Record set:
===============

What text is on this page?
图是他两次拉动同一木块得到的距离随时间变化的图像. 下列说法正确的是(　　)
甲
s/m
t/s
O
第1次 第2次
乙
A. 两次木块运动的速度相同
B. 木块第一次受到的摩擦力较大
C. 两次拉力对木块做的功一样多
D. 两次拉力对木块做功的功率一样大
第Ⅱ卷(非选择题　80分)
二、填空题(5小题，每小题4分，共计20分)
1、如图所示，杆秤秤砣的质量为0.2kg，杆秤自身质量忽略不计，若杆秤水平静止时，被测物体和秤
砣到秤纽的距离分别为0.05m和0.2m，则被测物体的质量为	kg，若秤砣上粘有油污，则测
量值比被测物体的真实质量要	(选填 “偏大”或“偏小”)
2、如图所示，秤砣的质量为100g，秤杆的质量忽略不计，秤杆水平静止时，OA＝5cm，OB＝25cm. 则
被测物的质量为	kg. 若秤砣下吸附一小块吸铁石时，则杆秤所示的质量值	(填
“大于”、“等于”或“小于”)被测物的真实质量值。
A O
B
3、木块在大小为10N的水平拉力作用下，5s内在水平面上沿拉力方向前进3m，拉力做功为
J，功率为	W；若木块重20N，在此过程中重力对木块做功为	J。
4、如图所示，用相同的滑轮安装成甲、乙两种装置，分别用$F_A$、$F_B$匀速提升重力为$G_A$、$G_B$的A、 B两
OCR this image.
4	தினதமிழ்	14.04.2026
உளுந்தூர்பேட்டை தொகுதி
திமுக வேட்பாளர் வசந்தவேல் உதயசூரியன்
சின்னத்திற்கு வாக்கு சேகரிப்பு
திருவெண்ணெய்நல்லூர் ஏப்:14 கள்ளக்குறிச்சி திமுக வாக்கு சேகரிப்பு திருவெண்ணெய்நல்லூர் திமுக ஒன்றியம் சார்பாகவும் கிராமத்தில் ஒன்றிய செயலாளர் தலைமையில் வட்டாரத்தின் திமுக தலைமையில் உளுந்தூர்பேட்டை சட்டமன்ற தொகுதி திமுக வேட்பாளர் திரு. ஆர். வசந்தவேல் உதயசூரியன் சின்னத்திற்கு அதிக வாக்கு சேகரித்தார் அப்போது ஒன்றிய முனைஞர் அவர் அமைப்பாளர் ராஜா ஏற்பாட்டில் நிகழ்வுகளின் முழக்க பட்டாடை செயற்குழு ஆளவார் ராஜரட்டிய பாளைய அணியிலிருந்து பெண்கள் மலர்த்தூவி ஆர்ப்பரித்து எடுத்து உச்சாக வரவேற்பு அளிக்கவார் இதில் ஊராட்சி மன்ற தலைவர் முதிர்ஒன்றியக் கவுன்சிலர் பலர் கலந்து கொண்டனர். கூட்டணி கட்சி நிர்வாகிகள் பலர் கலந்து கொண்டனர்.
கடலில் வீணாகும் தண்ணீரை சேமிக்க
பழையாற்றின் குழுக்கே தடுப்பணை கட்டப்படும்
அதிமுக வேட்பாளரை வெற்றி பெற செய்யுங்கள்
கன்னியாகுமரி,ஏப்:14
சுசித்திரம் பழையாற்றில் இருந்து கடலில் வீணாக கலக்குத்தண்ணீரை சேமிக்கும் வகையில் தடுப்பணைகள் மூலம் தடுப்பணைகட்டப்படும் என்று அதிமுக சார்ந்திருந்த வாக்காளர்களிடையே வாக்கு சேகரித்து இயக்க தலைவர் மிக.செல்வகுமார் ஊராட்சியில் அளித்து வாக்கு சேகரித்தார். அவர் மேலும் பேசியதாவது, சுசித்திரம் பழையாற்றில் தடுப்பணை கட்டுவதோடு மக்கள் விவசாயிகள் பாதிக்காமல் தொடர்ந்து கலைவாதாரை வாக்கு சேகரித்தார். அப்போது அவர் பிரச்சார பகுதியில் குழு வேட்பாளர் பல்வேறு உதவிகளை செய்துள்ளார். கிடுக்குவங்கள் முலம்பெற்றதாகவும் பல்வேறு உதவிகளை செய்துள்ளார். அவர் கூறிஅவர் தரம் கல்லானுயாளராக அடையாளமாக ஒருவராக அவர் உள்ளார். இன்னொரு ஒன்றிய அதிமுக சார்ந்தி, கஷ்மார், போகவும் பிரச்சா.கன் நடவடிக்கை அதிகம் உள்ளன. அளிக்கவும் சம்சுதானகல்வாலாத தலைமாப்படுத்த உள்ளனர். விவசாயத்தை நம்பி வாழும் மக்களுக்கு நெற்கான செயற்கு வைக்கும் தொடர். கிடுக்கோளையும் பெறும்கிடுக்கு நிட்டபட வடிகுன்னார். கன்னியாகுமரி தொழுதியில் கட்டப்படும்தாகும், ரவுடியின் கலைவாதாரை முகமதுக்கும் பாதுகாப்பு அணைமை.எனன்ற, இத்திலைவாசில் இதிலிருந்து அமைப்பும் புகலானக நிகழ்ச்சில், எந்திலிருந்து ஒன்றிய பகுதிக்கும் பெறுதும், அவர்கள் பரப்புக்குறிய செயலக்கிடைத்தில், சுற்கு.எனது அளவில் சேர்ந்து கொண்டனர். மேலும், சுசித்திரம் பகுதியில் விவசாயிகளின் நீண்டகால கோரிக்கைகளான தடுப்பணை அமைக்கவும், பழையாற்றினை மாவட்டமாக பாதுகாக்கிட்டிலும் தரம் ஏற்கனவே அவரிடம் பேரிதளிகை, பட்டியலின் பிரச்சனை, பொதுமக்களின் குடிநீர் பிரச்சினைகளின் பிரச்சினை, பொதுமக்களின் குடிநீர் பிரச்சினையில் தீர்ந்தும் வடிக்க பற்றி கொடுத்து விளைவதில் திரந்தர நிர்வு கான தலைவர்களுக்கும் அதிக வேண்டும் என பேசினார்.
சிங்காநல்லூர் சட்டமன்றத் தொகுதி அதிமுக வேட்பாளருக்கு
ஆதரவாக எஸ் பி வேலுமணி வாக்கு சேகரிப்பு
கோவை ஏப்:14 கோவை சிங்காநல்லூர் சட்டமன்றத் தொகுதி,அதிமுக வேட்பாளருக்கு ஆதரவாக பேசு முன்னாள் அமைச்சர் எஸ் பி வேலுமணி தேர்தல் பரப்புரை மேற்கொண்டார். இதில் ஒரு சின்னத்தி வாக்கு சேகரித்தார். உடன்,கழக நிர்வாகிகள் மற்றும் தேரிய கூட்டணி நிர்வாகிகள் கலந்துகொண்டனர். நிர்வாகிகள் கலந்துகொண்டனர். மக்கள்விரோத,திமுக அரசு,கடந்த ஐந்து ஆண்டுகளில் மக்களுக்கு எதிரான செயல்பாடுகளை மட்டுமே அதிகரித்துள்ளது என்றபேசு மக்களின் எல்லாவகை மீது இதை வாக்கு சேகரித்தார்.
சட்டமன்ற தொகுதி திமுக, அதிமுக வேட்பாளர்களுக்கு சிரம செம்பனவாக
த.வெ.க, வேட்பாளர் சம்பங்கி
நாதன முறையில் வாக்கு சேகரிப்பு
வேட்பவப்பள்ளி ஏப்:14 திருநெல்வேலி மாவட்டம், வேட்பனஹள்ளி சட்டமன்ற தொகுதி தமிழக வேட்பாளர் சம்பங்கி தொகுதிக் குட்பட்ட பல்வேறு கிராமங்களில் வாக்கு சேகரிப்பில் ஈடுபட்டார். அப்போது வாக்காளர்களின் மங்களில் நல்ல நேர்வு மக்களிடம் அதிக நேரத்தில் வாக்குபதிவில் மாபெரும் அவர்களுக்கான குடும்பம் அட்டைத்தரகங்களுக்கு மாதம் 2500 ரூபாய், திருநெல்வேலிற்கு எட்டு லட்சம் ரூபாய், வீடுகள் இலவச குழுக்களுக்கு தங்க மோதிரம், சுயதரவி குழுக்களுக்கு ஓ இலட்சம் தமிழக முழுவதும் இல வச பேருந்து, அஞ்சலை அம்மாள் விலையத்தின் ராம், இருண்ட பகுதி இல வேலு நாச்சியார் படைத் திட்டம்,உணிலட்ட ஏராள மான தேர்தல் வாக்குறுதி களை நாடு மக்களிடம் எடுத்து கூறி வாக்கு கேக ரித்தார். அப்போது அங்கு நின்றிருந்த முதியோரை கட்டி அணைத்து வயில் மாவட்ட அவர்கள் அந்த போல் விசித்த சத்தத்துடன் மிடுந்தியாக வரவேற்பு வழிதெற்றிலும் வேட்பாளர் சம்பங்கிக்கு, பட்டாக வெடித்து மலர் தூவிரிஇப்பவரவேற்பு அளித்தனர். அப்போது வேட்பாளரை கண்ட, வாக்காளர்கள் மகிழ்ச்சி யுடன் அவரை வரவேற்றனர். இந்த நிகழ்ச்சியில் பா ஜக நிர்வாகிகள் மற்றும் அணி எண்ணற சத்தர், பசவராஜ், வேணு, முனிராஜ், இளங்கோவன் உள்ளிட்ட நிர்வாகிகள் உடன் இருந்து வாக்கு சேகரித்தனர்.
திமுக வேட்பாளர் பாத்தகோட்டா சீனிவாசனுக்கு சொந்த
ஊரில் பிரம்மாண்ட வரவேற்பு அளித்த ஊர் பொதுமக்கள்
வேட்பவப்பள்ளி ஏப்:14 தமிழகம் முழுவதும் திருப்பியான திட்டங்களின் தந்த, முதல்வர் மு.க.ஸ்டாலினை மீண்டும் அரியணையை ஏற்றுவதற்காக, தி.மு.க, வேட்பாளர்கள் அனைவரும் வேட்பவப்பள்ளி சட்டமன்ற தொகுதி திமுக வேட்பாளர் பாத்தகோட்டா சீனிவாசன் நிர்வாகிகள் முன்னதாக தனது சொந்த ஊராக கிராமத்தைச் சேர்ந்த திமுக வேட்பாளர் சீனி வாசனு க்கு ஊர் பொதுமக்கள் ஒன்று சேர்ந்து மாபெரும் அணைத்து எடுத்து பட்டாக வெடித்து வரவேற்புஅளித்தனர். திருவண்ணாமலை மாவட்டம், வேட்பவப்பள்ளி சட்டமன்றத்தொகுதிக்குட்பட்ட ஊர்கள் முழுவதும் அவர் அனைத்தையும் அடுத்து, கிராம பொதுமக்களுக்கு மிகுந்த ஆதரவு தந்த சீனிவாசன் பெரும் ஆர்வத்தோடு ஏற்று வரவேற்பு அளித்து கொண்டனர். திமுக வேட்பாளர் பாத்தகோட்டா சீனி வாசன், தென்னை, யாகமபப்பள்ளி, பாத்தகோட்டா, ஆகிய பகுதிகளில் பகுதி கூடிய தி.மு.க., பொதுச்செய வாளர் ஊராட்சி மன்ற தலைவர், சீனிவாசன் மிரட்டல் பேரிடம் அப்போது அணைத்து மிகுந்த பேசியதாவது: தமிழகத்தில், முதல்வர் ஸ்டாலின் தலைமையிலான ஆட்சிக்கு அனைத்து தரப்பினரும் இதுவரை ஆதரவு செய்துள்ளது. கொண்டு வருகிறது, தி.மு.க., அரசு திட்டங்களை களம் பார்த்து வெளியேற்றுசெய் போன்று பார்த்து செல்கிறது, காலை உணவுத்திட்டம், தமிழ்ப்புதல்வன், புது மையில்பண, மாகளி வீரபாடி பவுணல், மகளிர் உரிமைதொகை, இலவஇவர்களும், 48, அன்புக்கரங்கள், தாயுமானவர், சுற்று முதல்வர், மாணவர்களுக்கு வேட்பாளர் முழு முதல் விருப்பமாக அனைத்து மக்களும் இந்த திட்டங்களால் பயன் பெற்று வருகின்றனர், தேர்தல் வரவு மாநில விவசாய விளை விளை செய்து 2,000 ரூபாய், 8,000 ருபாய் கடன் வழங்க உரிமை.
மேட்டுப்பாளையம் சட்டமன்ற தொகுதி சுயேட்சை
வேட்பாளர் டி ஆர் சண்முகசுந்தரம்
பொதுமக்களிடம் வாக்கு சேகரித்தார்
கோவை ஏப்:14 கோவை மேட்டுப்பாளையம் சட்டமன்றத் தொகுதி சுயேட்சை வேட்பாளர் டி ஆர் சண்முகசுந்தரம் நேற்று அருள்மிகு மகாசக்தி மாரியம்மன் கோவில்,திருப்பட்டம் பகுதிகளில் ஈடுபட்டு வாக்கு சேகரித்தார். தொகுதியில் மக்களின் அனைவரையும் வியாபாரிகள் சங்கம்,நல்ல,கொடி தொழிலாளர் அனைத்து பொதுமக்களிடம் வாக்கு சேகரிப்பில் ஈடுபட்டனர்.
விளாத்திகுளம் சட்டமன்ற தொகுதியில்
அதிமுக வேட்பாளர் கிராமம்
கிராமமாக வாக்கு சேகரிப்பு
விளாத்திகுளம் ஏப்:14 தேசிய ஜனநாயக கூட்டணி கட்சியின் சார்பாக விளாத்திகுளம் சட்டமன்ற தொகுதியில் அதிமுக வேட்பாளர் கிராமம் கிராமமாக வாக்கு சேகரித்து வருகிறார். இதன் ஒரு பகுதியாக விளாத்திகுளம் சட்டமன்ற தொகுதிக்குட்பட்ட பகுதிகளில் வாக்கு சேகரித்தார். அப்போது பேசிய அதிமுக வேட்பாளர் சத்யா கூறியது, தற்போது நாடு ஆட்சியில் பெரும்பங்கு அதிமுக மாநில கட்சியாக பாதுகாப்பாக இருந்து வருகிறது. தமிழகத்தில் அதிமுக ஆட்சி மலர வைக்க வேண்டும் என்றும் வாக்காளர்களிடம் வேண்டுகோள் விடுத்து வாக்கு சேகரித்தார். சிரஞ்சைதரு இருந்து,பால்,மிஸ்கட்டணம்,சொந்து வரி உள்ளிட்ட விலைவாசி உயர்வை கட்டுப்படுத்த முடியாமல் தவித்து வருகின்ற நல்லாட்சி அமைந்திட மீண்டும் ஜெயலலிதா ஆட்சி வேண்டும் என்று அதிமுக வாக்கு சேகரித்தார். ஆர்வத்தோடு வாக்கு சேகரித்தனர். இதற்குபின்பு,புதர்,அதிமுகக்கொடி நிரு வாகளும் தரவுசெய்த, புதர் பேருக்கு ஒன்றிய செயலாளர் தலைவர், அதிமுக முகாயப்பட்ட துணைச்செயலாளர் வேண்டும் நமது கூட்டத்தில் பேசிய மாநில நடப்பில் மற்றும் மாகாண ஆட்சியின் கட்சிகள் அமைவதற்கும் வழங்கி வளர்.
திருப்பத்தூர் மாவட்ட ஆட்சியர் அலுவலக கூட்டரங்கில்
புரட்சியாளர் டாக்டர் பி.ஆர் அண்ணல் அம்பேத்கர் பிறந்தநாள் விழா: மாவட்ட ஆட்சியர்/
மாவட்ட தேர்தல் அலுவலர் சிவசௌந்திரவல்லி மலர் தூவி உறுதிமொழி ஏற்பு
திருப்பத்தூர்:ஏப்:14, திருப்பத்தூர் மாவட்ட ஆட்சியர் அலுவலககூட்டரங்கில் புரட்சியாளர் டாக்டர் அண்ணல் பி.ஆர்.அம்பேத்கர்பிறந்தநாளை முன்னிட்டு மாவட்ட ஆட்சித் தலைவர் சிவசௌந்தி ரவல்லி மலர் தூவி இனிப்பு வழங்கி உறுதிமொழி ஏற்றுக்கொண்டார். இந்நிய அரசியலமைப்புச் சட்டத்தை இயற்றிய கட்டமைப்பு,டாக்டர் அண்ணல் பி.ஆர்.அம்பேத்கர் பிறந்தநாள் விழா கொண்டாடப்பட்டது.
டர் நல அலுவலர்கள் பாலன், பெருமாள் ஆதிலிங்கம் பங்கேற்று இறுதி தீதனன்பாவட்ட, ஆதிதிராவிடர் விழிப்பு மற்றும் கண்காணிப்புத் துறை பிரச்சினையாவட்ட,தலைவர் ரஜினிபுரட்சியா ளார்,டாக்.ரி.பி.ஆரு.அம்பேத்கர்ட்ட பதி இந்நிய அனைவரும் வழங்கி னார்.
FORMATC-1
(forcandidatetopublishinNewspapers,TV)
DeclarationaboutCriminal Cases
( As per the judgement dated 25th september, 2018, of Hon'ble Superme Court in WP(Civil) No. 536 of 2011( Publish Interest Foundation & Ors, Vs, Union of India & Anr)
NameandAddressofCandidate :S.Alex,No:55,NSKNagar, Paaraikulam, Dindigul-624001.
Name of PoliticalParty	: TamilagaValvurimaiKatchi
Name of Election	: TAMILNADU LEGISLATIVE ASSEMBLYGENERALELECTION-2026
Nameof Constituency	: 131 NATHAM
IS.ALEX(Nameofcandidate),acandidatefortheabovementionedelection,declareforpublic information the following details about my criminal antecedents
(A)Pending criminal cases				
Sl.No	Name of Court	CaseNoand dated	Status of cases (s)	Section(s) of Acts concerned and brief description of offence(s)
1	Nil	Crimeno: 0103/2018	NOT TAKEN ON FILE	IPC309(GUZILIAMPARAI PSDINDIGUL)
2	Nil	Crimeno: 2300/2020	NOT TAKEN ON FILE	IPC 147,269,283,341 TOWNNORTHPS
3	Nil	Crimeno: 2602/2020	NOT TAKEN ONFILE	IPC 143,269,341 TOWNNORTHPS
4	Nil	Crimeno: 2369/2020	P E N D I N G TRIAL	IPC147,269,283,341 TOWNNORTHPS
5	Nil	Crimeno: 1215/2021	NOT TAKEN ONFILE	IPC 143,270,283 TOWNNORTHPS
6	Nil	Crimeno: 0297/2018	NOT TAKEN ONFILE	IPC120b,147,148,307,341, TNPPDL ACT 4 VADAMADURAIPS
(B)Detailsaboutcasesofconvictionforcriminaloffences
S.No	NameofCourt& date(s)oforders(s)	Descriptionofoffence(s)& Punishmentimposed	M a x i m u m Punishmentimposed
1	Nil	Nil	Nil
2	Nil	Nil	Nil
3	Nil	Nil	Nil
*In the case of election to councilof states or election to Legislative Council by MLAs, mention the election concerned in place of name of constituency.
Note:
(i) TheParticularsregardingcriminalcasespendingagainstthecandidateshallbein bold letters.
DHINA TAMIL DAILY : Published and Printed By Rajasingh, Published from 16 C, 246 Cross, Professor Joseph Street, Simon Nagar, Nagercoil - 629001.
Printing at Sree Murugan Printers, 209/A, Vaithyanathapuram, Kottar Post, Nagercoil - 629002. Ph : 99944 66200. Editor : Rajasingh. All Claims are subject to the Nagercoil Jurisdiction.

===============

Instructions to follow:
Count the lines of these entries that hold the string "this", and give only that number.

Written solution:
2